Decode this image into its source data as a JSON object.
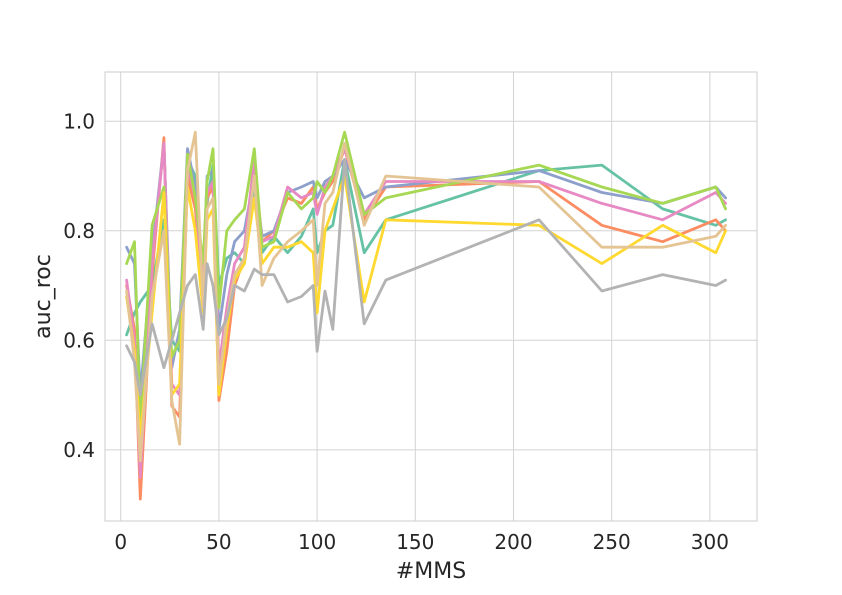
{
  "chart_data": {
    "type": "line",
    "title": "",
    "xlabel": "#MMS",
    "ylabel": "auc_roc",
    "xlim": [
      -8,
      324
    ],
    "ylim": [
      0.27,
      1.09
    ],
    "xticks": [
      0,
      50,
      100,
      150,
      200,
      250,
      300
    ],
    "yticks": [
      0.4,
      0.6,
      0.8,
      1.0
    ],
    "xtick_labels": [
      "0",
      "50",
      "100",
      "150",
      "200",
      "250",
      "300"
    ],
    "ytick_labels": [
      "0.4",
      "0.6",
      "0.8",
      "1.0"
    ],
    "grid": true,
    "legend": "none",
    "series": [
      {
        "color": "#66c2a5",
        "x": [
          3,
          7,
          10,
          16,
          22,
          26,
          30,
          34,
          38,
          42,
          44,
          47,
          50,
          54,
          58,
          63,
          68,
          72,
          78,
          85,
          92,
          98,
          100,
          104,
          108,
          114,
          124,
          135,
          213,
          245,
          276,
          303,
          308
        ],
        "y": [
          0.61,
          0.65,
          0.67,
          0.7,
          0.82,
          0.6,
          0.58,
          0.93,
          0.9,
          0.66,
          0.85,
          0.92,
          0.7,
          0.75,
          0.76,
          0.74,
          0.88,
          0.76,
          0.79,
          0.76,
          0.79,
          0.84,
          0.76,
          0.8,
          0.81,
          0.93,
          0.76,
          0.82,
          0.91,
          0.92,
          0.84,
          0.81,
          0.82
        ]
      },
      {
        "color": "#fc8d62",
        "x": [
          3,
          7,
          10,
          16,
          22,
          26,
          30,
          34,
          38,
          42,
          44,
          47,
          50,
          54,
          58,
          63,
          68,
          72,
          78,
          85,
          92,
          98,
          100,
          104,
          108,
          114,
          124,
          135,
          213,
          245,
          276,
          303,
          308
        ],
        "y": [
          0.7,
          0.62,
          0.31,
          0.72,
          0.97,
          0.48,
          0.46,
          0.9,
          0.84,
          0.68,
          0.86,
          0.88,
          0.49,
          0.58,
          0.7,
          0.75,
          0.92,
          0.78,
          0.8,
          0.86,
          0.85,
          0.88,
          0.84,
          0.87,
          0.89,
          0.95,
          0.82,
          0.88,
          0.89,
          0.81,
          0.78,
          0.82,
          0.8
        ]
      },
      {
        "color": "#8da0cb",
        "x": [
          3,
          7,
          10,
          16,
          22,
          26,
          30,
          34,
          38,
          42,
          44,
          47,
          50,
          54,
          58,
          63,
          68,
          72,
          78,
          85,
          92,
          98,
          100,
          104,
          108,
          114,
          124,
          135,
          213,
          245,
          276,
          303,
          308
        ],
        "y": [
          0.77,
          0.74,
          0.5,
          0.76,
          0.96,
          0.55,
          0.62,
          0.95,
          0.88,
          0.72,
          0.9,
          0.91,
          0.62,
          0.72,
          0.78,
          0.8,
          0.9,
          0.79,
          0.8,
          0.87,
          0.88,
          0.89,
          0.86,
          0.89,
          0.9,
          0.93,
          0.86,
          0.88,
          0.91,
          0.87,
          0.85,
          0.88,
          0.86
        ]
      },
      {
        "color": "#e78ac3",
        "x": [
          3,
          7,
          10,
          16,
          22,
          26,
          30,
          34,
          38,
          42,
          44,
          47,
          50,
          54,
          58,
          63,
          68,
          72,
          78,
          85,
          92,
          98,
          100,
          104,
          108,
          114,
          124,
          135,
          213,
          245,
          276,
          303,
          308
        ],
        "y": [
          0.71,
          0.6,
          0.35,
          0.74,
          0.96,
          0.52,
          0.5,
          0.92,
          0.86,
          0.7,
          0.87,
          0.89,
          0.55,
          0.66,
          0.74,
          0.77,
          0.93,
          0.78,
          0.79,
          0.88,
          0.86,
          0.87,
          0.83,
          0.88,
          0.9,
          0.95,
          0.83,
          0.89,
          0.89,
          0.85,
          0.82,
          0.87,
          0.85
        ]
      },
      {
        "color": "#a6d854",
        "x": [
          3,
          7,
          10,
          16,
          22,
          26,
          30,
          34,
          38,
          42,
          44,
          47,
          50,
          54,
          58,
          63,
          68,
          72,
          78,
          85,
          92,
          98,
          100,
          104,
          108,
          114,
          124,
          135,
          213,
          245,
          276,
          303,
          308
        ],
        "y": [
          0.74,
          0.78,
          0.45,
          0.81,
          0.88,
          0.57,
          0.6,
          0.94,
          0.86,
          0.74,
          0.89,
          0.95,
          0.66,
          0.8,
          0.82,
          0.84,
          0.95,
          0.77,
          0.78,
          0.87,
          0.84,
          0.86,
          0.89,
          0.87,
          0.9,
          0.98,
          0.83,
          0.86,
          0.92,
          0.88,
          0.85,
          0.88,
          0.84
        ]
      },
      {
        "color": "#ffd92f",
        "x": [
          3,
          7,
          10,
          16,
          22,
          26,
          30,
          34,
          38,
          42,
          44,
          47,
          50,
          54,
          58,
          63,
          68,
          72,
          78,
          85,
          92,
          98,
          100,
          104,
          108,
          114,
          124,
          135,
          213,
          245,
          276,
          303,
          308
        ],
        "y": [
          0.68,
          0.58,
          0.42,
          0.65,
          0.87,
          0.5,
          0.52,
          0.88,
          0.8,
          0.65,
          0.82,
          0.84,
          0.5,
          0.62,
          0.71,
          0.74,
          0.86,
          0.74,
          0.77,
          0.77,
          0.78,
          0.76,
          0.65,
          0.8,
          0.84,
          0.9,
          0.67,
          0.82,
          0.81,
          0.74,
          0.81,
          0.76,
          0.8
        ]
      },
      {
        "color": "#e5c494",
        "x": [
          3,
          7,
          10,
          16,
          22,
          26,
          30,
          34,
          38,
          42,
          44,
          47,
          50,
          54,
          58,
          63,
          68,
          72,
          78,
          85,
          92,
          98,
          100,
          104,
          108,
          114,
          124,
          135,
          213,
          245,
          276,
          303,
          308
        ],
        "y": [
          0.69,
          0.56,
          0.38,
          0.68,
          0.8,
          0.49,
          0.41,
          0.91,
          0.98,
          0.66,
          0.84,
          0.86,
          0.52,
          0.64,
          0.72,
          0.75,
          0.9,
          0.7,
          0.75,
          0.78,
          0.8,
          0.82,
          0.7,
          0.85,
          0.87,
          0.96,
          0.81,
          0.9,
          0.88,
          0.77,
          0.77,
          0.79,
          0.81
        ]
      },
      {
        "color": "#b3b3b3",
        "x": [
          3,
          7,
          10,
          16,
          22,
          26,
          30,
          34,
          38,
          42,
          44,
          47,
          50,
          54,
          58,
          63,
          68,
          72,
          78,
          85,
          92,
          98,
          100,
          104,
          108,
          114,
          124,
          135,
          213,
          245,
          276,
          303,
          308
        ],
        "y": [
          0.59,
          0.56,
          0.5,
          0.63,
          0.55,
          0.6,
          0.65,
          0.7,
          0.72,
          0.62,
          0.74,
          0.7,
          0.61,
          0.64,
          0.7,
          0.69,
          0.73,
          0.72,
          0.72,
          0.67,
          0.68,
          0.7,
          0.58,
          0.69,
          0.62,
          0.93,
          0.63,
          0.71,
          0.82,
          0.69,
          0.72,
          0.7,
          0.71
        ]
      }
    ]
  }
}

━━━━━━━━

Given exercise:
The pictures should not appear in the copy; every other part of the records above must be returned exactly.

Answer in full:
Decode this image into its source data as a JSON object.
{
  "chart_data": {
    "type": "line",
    "title": "",
    "xlabel": "#MMS",
    "ylabel": "auc_roc",
    "xlim": [
      -8,
      324
    ],
    "ylim": [
      0.27,
      1.09
    ],
    "xticks": [
      0,
      50,
      100,
      150,
      200,
      250,
      300
    ],
    "yticks": [
      0.4,
      0.6,
      0.8,
      1.0
    ],
    "xtick_labels": [
      "0",
      "50",
      "100",
      "150",
      "200",
      "250",
      "300"
    ],
    "ytick_labels": [
      "0.4",
      "0.6",
      "0.8",
      "1.0"
    ],
    "grid": true,
    "legend": "none",
    "series": [
      {
        "color": "#66c2a5",
        "x": [
          3,
          7,
          10,
          16,
          22,
          26,
          30,
          34,
          38,
          42,
          44,
          47,
          50,
          54,
          58,
          63,
          68,
          72,
          78,
          85,
          92,
          98,
          100,
          104,
          108,
          114,
          124,
          135,
          213,
          245,
          276,
          303,
          308
        ],
        "y": [
          0.61,
          0.65,
          0.67,
          0.7,
          0.82,
          0.6,
          0.58,
          0.93,
          0.9,
          0.66,
          0.85,
          0.92,
          0.7,
          0.75,
          0.76,
          0.74,
          0.88,
          0.76,
          0.79,
          0.76,
          0.79,
          0.84,
          0.76,
          0.8,
          0.81,
          0.93,
          0.76,
          0.82,
          0.91,
          0.92,
          0.84,
          0.81,
          0.82
        ]
      },
      {
        "color": "#fc8d62",
        "x": [
          3,
          7,
          10,
          16,
          22,
          26,
          30,
          34,
          38,
          42,
          44,
          47,
          50,
          54,
          58,
          63,
          68,
          72,
          78,
          85,
          92,
          98,
          100,
          104,
          108,
          114,
          124,
          135,
          213,
          245,
          276,
          303,
          308
        ],
        "y": [
          0.7,
          0.62,
          0.31,
          0.72,
          0.97,
          0.48,
          0.46,
          0.9,
          0.84,
          0.68,
          0.86,
          0.88,
          0.49,
          0.58,
          0.7,
          0.75,
          0.92,
          0.78,
          0.8,
          0.86,
          0.85,
          0.88,
          0.84,
          0.87,
          0.89,
          0.95,
          0.82,
          0.88,
          0.89,
          0.81,
          0.78,
          0.82,
          0.8
        ]
      },
      {
        "color": "#8da0cb",
        "x": [
          3,
          7,
          10,
          16,
          22,
          26,
          30,
          34,
          38,
          42,
          44,
          47,
          50,
          54,
          58,
          63,
          68,
          72,
          78,
          85,
          92,
          98,
          100,
          104,
          108,
          114,
          124,
          135,
          213,
          245,
          276,
          303,
          308
        ],
        "y": [
          0.77,
          0.74,
          0.5,
          0.76,
          0.96,
          0.55,
          0.62,
          0.95,
          0.88,
          0.72,
          0.9,
          0.91,
          0.62,
          0.72,
          0.78,
          0.8,
          0.9,
          0.79,
          0.8,
          0.87,
          0.88,
          0.89,
          0.86,
          0.89,
          0.9,
          0.93,
          0.86,
          0.88,
          0.91,
          0.87,
          0.85,
          0.88,
          0.86
        ]
      },
      {
        "color": "#e78ac3",
        "x": [
          3,
          7,
          10,
          16,
          22,
          26,
          30,
          34,
          38,
          42,
          44,
          47,
          50,
          54,
          58,
          63,
          68,
          72,
          78,
          85,
          92,
          98,
          100,
          104,
          108,
          114,
          124,
          135,
          213,
          245,
          276,
          303,
          308
        ],
        "y": [
          0.71,
          0.6,
          0.35,
          0.74,
          0.96,
          0.52,
          0.5,
          0.92,
          0.86,
          0.7,
          0.87,
          0.89,
          0.55,
          0.66,
          0.74,
          0.77,
          0.93,
          0.78,
          0.79,
          0.88,
          0.86,
          0.87,
          0.83,
          0.88,
          0.9,
          0.95,
          0.83,
          0.89,
          0.89,
          0.85,
          0.82,
          0.87,
          0.85
        ]
      },
      {
        "color": "#a6d854",
        "x": [
          3,
          7,
          10,
          16,
          22,
          26,
          30,
          34,
          38,
          42,
          44,
          47,
          50,
          54,
          58,
          63,
          68,
          72,
          78,
          85,
          92,
          98,
          100,
          104,
          108,
          114,
          124,
          135,
          213,
          245,
          276,
          303,
          308
        ],
        "y": [
          0.74,
          0.78,
          0.45,
          0.81,
          0.88,
          0.57,
          0.6,
          0.94,
          0.86,
          0.74,
          0.89,
          0.95,
          0.66,
          0.8,
          0.82,
          0.84,
          0.95,
          0.77,
          0.78,
          0.87,
          0.84,
          0.86,
          0.89,
          0.87,
          0.9,
          0.98,
          0.83,
          0.86,
          0.92,
          0.88,
          0.85,
          0.88,
          0.84
        ]
      },
      {
        "color": "#ffd92f",
        "x": [
          3,
          7,
          10,
          16,
          22,
          26,
          30,
          34,
          38,
          42,
          44,
          47,
          50,
          54,
          58,
          63,
          68,
          72,
          78,
          85,
          92,
          98,
          100,
          104,
          108,
          114,
          124,
          135,
          213,
          245,
          276,
          303,
          308
        ],
        "y": [
          0.68,
          0.58,
          0.42,
          0.65,
          0.87,
          0.5,
          0.52,
          0.88,
          0.8,
          0.65,
          0.82,
          0.84,
          0.5,
          0.62,
          0.71,
          0.74,
          0.86,
          0.74,
          0.77,
          0.77,
          0.78,
          0.76,
          0.65,
          0.8,
          0.84,
          0.9,
          0.67,
          0.82,
          0.81,
          0.74,
          0.81,
          0.76,
          0.8
        ]
      },
      {
        "color": "#e5c494",
        "x": [
          3,
          7,
          10,
          16,
          22,
          26,
          30,
          34,
          38,
          42,
          44,
          47,
          50,
          54,
          58,
          63,
          68,
          72,
          78,
          85,
          92,
          98,
          100,
          104,
          108,
          114,
          124,
          135,
          213,
          245,
          276,
          303,
          308
        ],
        "y": [
          0.69,
          0.56,
          0.38,
          0.68,
          0.8,
          0.49,
          0.41,
          0.91,
          0.98,
          0.66,
          0.84,
          0.86,
          0.52,
          0.64,
          0.72,
          0.75,
          0.9,
          0.7,
          0.75,
          0.78,
          0.8,
          0.82,
          0.7,
          0.85,
          0.87,
          0.96,
          0.81,
          0.9,
          0.88,
          0.77,
          0.77,
          0.79,
          0.81
        ]
      },
      {
        "color": "#b3b3b3",
        "x": [
          3,
          7,
          10,
          16,
          22,
          26,
          30,
          34,
          38,
          42,
          44,
          47,
          50,
          54,
          58,
          63,
          68,
          72,
          78,
          85,
          92,
          98,
          100,
          104,
          108,
          114,
          124,
          135,
          213,
          245,
          276,
          303,
          308
        ],
        "y": [
          0.59,
          0.56,
          0.5,
          0.63,
          0.55,
          0.6,
          0.65,
          0.7,
          0.72,
          0.62,
          0.74,
          0.7,
          0.61,
          0.64,
          0.7,
          0.69,
          0.73,
          0.72,
          0.72,
          0.67,
          0.68,
          0.7,
          0.58,
          0.69,
          0.62,
          0.93,
          0.63,
          0.71,
          0.82,
          0.69,
          0.72,
          0.7,
          0.71
        ]
      }
    ]
  }
}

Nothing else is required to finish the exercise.